Bring together all lines of the material below that contain the string "JSON".

══════════════════════════════

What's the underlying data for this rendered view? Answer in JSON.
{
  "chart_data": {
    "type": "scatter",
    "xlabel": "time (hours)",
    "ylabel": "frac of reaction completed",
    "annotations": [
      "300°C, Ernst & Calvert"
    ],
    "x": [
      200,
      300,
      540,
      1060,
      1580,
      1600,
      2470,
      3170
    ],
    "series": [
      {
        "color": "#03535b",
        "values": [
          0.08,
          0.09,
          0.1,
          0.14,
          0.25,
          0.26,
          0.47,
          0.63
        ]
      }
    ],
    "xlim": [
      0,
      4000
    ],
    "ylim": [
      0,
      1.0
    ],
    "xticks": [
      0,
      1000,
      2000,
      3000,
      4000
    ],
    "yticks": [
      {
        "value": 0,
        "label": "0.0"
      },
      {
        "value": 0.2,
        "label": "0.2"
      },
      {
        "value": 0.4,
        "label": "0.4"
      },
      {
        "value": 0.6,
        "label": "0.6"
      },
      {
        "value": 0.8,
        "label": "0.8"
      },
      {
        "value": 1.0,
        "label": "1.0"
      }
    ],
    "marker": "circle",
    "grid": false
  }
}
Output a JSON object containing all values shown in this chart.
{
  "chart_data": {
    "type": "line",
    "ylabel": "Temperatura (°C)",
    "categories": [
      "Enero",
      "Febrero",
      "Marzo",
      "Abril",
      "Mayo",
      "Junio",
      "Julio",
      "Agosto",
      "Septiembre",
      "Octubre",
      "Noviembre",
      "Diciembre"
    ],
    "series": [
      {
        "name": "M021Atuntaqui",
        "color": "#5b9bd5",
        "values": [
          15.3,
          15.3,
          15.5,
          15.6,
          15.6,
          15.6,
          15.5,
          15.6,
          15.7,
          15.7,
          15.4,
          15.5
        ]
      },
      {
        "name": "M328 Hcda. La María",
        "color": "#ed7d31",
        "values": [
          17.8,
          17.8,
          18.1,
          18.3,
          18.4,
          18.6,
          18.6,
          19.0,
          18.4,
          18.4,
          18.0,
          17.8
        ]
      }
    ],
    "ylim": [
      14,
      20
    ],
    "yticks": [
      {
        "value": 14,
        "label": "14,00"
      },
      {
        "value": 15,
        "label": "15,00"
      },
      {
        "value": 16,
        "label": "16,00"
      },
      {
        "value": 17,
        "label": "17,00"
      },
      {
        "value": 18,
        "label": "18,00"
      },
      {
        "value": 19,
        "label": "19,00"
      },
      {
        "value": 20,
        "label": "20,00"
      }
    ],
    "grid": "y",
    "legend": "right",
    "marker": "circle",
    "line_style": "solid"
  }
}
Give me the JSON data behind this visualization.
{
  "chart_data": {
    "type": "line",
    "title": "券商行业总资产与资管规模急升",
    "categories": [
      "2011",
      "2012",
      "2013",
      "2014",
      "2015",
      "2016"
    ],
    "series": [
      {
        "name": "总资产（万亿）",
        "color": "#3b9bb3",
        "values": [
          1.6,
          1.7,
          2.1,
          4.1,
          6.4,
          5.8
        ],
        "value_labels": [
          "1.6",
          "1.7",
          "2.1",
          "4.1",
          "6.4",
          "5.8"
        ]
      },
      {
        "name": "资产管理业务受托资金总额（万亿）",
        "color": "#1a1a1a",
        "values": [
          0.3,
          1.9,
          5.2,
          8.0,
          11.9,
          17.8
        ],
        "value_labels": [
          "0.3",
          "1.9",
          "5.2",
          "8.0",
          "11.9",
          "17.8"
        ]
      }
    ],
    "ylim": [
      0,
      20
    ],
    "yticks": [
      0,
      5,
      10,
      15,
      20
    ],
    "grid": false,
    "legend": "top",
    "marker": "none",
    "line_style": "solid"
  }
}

══════════════════════════════

Finished exercise:
What's the underlying data for this rendered view? Answer in JSON.
Output a JSON object containing all values shown in this chart.
Give me the JSON data behind this visualization.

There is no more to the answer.